■ **Instruction**:
In the records below, rename "interactable" to "clickable" in the lines between the one holding "publish-icon[interactable] <box>1173 675" and the one holding "scale-button[interactable]: Scale <box>657", inclusive. Give back only those lines, with nothing else changed.

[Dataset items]
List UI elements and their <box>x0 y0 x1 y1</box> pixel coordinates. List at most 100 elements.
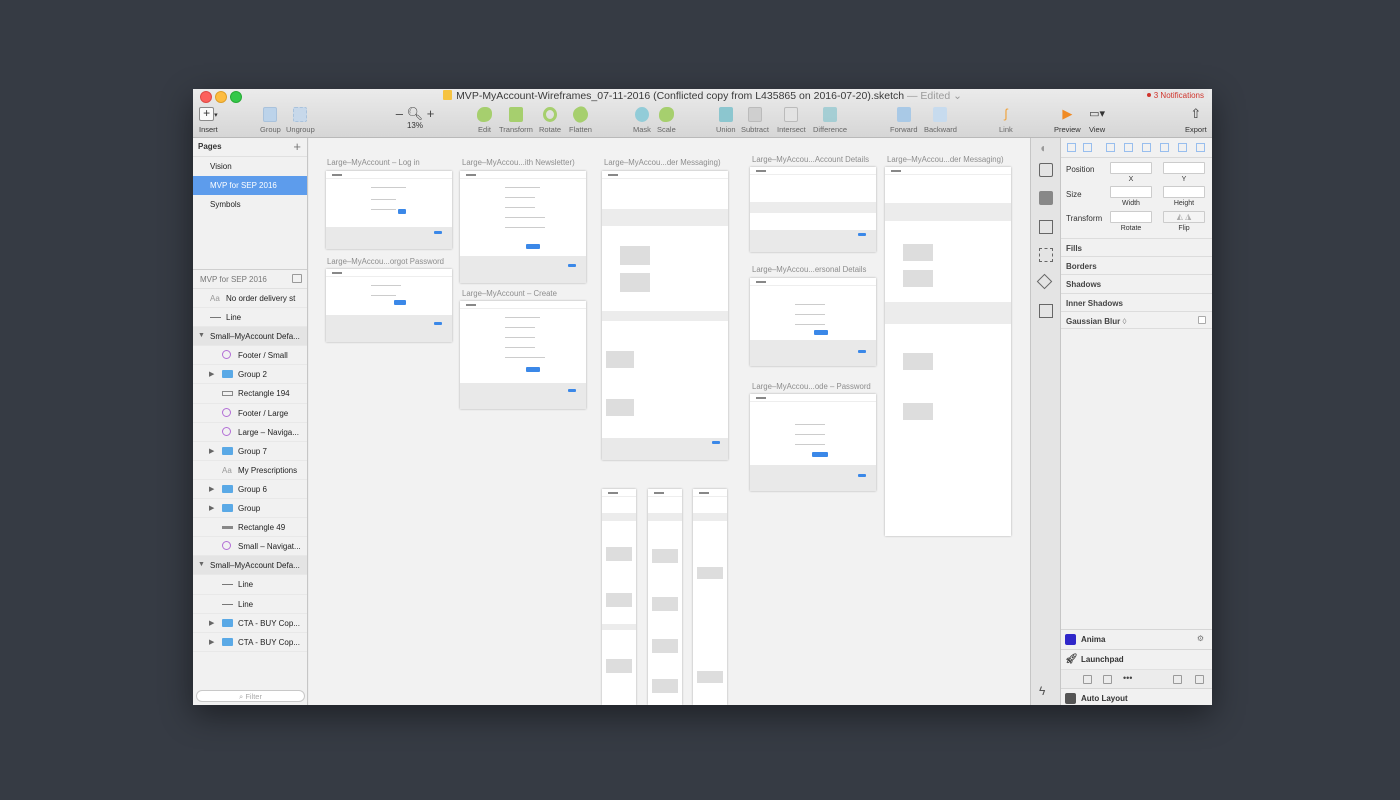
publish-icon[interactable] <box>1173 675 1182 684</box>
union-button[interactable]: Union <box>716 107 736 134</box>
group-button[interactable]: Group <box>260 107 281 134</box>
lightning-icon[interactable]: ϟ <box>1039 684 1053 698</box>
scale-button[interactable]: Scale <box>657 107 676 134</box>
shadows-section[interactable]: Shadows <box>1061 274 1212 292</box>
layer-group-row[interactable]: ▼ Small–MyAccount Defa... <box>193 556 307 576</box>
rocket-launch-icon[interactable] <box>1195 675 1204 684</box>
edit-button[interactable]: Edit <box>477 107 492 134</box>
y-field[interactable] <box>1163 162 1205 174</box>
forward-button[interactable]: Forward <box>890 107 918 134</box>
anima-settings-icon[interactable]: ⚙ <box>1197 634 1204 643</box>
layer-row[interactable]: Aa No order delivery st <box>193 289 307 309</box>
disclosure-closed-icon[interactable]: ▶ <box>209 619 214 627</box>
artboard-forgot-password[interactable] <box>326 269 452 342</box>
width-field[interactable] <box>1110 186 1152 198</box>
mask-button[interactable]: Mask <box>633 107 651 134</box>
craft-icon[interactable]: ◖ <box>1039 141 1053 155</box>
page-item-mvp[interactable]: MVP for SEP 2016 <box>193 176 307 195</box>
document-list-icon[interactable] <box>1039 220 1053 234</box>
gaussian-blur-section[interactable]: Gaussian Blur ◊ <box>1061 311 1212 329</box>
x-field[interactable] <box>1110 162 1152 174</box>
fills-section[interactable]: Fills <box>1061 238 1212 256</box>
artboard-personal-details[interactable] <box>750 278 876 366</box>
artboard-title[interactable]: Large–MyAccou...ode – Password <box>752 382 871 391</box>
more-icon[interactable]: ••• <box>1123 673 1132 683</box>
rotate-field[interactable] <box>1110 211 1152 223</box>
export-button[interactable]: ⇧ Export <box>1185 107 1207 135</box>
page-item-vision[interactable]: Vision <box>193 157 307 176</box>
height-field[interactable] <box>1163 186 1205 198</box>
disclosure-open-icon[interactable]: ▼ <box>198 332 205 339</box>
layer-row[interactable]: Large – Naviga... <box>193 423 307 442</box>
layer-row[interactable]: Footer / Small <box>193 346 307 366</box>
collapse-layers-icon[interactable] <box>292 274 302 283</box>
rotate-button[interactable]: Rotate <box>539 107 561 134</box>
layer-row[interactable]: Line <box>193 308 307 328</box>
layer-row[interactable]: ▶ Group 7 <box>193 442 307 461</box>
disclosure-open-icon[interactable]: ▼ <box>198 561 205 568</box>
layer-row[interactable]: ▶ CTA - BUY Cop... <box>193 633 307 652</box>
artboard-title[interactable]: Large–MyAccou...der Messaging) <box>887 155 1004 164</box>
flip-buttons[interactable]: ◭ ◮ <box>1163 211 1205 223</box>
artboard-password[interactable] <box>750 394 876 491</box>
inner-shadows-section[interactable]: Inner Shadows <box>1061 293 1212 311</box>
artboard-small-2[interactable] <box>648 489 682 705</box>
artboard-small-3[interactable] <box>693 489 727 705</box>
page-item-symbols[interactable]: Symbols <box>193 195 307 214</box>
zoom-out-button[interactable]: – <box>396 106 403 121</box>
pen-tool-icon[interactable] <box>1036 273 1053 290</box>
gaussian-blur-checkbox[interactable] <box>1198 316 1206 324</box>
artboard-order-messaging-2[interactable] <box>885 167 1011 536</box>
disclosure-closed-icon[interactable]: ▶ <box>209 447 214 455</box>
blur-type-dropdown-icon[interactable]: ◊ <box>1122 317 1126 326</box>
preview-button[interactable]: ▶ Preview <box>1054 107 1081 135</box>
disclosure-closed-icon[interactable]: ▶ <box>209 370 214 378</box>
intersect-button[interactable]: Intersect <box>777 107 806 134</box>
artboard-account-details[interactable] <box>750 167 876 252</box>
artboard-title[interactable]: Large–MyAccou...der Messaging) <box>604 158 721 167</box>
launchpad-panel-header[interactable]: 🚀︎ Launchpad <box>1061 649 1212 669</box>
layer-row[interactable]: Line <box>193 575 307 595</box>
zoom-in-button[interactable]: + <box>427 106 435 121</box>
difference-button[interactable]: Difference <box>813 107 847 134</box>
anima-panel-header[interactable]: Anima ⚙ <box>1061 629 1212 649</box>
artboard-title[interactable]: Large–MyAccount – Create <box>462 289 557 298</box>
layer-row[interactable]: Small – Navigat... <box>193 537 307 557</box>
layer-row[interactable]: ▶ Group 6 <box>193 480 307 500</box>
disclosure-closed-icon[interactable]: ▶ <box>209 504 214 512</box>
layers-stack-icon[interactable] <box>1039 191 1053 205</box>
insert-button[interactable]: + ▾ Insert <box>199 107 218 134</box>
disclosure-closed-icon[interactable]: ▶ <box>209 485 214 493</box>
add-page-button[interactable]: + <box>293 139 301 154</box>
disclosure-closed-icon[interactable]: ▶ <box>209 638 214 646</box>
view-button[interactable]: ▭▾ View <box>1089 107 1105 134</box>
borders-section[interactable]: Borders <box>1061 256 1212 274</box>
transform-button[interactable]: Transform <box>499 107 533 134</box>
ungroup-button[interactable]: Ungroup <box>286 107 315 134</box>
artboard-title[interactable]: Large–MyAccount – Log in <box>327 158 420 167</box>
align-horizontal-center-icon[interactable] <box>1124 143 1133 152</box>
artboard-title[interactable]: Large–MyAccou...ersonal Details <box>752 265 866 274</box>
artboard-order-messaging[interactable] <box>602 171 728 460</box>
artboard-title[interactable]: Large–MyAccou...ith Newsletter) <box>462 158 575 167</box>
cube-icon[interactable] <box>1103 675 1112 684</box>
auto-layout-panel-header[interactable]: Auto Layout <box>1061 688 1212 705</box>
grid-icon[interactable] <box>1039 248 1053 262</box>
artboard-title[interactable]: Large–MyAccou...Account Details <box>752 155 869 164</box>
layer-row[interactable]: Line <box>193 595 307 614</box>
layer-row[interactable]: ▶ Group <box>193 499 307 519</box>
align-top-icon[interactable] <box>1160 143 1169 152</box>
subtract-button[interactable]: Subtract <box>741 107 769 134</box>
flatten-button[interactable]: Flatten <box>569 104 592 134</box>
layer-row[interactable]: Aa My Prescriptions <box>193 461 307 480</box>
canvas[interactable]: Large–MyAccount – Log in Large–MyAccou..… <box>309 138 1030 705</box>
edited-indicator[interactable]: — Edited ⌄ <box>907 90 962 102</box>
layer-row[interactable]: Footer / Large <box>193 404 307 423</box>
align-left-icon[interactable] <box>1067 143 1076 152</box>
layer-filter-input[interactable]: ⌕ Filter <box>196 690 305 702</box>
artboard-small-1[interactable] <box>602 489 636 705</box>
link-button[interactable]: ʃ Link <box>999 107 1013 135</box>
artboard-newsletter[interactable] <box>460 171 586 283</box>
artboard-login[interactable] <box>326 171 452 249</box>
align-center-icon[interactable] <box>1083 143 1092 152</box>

...

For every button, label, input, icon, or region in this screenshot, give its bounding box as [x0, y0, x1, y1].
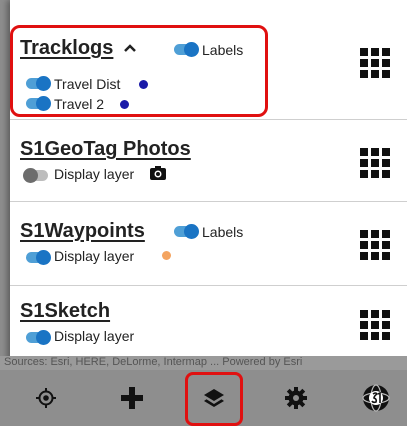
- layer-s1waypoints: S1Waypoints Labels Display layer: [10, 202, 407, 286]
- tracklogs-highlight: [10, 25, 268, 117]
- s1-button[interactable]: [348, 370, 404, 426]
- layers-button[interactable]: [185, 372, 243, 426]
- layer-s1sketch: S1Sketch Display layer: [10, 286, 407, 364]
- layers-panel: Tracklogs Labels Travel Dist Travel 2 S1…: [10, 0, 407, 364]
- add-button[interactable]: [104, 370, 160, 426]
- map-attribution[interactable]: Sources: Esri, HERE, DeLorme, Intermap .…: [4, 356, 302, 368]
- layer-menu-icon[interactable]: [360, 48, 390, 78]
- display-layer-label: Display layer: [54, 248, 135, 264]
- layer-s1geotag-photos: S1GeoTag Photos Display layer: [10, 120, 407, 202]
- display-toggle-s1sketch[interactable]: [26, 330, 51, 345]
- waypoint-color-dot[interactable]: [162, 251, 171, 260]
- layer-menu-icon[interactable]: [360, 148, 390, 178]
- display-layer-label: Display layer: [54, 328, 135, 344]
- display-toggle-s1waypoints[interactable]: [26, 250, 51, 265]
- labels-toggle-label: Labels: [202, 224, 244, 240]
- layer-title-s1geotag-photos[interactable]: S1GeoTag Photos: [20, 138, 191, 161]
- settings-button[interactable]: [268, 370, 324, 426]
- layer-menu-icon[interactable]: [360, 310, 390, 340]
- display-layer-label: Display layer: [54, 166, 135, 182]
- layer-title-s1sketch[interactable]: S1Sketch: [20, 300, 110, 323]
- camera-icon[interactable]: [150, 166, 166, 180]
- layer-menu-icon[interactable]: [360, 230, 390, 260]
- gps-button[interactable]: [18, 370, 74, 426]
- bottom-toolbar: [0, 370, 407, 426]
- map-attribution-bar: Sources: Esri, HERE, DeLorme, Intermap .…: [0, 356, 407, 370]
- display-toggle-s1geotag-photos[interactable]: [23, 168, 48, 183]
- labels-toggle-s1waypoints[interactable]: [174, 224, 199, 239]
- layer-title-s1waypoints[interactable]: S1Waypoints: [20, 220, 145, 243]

■ **Reply to the exercise**:
publish-icon[clickable] <box>1173 675 1182 684</box>
union-button[clickable]: Union <box>716 107 736 134</box>
group-button[clickable]: Group <box>260 107 281 134</box>
lightning-icon[clickable]: ϟ <box>1039 684 1053 698</box>
scale-button[clickable]: Scale <box>657 107 676 134</box>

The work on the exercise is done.